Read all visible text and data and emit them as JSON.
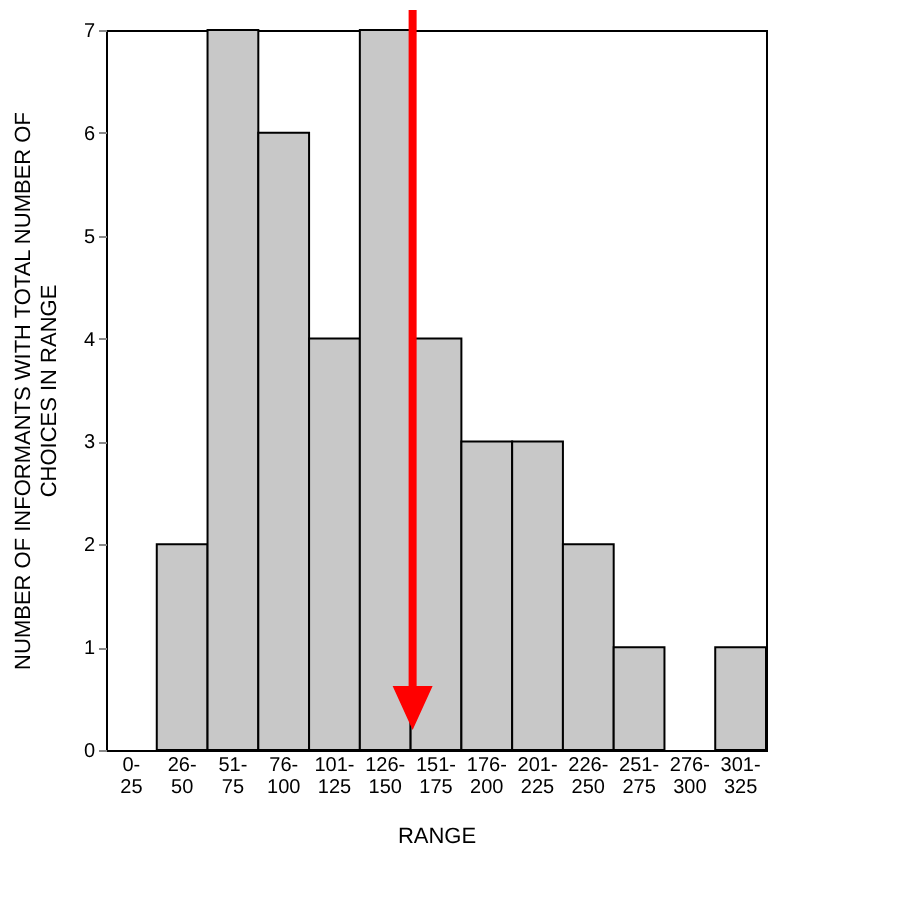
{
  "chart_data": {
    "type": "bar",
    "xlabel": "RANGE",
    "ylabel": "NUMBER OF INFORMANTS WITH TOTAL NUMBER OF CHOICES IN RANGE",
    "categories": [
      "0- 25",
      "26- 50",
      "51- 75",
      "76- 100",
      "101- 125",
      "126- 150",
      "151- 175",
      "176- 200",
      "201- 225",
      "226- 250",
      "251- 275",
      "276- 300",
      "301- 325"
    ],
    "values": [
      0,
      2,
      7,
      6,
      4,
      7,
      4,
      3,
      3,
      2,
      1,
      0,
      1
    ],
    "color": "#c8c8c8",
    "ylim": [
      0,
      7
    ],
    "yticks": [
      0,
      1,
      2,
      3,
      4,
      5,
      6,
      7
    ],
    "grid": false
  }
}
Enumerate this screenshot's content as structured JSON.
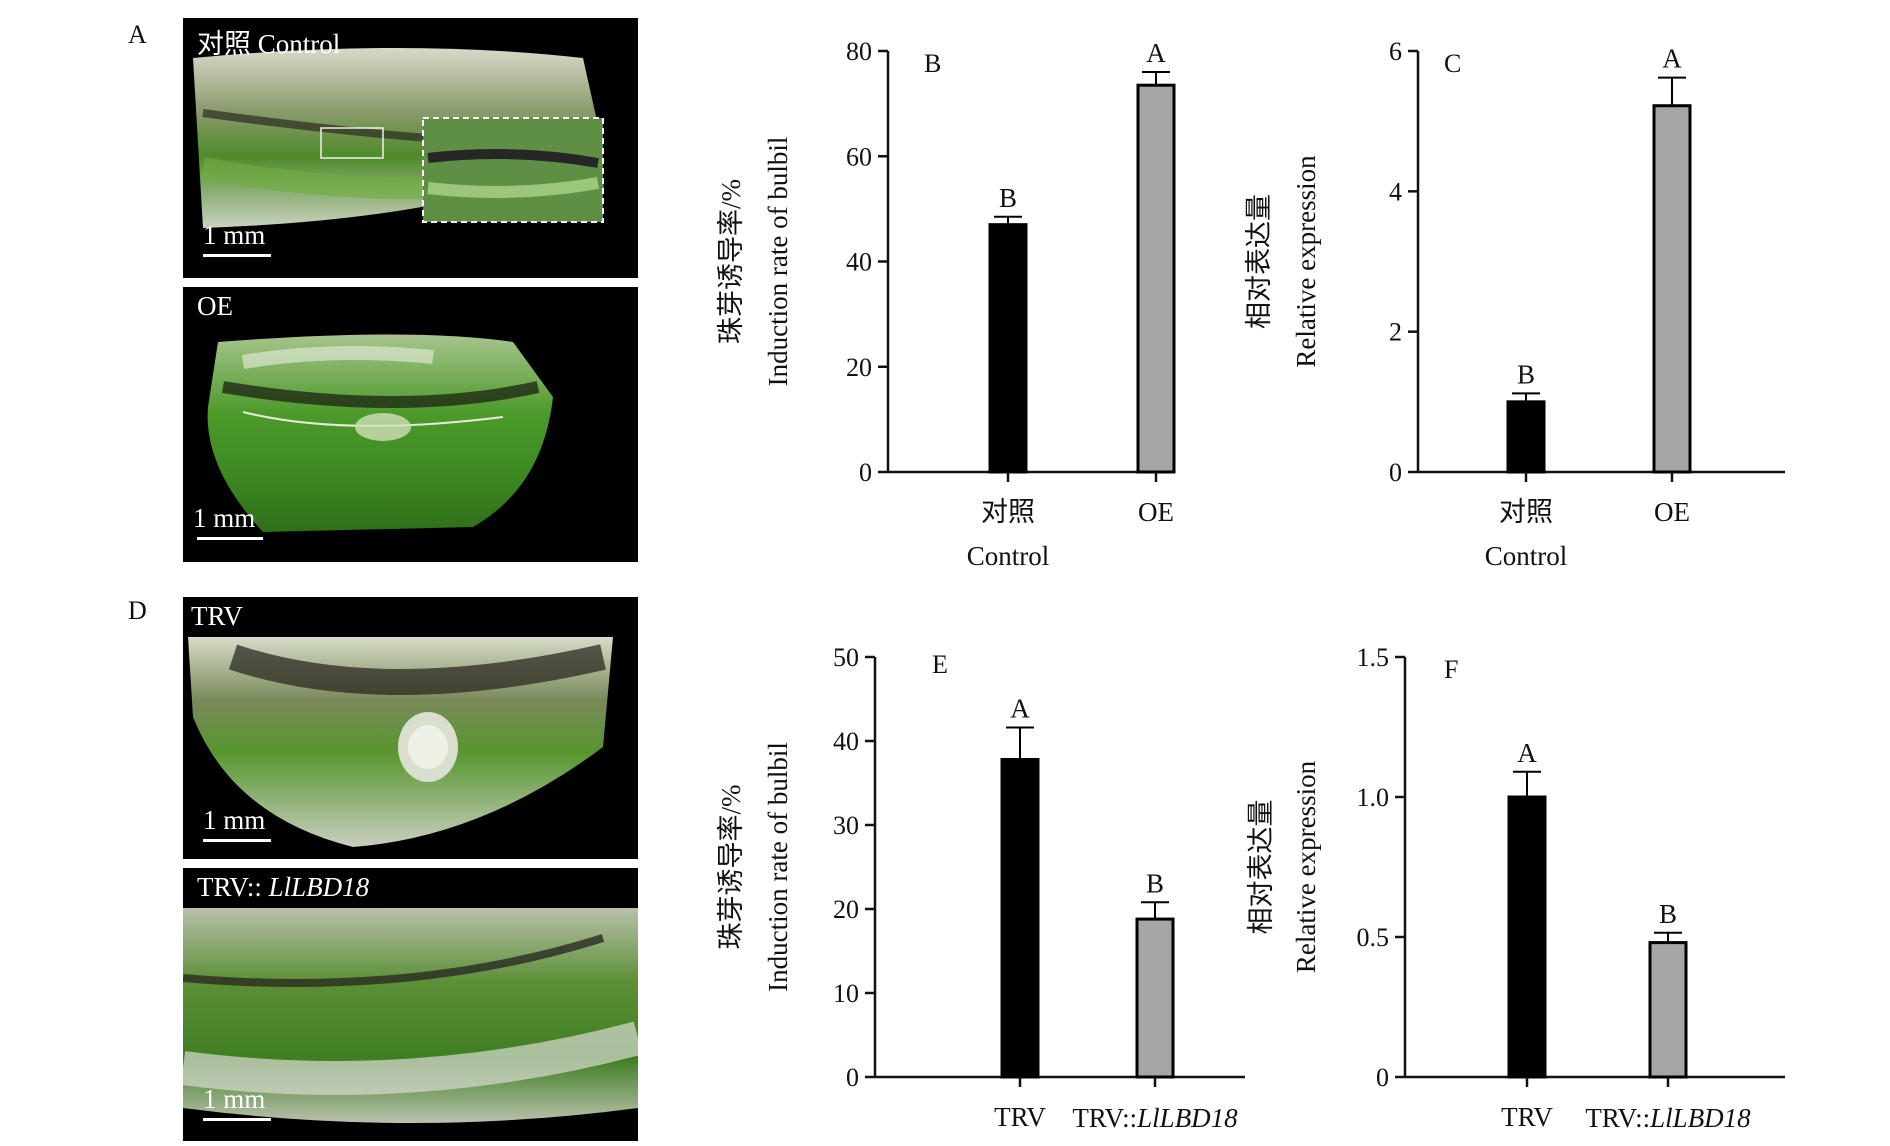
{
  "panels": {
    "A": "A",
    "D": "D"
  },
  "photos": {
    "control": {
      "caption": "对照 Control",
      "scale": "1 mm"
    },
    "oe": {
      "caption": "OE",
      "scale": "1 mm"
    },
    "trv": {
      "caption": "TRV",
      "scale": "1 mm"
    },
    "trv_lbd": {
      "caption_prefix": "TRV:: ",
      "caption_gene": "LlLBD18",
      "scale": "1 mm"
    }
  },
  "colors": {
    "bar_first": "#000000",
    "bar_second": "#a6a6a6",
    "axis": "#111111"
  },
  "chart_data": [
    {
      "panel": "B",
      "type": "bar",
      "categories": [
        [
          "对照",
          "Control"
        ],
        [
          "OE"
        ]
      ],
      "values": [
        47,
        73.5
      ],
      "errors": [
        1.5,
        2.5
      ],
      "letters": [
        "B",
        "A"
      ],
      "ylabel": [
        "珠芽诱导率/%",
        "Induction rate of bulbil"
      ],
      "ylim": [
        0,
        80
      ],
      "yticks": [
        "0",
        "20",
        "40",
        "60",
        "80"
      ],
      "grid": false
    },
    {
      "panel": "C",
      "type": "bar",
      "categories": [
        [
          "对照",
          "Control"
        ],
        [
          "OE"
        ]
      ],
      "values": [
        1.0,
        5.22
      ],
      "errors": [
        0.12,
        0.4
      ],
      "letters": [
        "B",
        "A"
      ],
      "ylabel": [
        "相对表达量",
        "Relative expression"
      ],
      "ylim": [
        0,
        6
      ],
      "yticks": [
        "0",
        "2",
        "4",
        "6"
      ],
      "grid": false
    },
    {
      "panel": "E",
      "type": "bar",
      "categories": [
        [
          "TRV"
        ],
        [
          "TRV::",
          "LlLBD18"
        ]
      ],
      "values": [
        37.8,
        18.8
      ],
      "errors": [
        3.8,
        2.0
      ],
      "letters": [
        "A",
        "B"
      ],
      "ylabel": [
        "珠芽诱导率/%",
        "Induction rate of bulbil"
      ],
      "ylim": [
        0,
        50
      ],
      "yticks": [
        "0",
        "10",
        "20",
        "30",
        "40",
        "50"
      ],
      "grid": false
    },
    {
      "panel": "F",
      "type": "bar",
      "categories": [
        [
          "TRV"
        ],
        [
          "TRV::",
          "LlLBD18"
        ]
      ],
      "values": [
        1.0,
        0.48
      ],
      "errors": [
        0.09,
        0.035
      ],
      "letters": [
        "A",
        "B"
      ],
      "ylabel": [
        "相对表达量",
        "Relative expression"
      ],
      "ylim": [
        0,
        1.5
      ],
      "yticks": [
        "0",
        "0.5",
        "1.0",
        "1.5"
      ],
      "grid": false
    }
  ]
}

= = = = =

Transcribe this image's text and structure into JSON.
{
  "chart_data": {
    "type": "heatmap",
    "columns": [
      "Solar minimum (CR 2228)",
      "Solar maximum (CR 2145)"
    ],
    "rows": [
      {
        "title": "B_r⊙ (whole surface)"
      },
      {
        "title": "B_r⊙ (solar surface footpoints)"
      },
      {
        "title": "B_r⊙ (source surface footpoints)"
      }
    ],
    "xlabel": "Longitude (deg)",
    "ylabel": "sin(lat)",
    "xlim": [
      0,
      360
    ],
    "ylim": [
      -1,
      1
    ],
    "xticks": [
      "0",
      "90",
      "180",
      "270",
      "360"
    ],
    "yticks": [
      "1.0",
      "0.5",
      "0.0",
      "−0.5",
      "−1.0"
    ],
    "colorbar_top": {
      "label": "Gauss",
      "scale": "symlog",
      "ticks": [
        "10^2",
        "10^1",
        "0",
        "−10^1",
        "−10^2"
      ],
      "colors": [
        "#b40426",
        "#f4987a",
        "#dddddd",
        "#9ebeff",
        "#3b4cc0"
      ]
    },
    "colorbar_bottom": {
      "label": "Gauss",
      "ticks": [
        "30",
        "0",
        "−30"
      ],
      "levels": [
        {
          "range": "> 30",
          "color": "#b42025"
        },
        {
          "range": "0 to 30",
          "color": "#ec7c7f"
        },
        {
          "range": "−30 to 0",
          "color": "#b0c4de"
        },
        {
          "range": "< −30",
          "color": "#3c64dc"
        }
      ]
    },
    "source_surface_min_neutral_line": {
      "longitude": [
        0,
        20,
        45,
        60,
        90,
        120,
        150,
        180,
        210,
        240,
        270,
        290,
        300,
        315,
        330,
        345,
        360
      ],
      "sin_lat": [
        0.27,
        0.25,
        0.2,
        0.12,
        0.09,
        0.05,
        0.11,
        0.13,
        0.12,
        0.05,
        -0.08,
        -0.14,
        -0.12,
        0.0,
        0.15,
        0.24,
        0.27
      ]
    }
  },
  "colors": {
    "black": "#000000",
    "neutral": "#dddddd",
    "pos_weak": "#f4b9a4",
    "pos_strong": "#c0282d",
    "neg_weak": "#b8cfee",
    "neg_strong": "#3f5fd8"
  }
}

= = = = =

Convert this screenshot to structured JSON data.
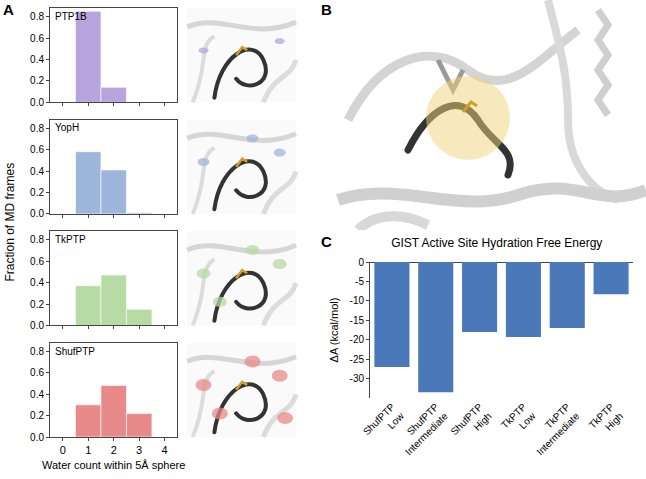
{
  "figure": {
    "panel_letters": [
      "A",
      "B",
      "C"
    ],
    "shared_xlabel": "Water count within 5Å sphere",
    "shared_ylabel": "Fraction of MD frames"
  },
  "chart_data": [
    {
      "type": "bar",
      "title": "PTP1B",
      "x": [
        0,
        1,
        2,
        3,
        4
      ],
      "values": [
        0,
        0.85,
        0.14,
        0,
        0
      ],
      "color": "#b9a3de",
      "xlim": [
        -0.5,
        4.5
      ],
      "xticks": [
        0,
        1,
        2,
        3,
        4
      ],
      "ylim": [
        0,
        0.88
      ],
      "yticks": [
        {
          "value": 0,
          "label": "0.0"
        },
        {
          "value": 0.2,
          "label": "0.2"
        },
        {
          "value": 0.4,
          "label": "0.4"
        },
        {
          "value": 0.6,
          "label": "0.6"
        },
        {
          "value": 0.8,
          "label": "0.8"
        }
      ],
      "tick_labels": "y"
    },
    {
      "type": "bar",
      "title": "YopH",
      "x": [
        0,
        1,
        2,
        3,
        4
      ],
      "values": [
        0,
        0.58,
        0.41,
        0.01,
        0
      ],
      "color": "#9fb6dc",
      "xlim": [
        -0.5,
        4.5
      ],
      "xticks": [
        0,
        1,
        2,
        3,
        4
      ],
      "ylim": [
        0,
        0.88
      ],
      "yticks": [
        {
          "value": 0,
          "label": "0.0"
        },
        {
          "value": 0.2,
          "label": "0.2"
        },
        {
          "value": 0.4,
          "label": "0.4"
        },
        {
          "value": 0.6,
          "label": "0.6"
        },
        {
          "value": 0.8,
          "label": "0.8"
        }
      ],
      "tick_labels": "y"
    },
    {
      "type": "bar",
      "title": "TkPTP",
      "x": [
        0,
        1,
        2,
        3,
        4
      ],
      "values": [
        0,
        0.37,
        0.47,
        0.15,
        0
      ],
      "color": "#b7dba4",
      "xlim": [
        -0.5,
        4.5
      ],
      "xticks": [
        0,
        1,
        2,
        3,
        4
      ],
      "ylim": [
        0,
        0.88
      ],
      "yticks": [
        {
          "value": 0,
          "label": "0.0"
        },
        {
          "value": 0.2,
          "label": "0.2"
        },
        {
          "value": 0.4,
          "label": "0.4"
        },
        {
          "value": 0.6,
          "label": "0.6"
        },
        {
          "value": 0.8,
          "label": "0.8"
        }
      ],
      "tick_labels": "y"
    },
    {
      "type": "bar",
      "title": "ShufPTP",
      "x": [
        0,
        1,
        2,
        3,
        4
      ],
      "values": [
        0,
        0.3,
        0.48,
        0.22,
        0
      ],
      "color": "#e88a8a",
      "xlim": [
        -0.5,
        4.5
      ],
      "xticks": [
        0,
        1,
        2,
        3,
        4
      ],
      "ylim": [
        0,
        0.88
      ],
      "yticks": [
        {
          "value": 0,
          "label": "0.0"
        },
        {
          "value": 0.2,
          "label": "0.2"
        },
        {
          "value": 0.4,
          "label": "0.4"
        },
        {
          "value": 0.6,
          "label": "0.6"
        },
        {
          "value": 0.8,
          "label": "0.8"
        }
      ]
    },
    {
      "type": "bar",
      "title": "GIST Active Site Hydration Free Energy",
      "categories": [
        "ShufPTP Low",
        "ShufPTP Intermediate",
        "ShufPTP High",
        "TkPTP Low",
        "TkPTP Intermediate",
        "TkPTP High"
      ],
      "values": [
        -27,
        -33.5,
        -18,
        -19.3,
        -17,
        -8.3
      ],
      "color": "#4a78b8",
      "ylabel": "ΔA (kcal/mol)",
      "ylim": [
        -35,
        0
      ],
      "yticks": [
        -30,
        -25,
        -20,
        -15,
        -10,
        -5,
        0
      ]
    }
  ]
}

= = = = =

# Exercise description:
Isolate the lines that hold the word "screenshot" and copy all of them.

# Answer to this problem:
Enumerate this screenshot's content as structured JSON.
Convert this screenshot to structured JSON data.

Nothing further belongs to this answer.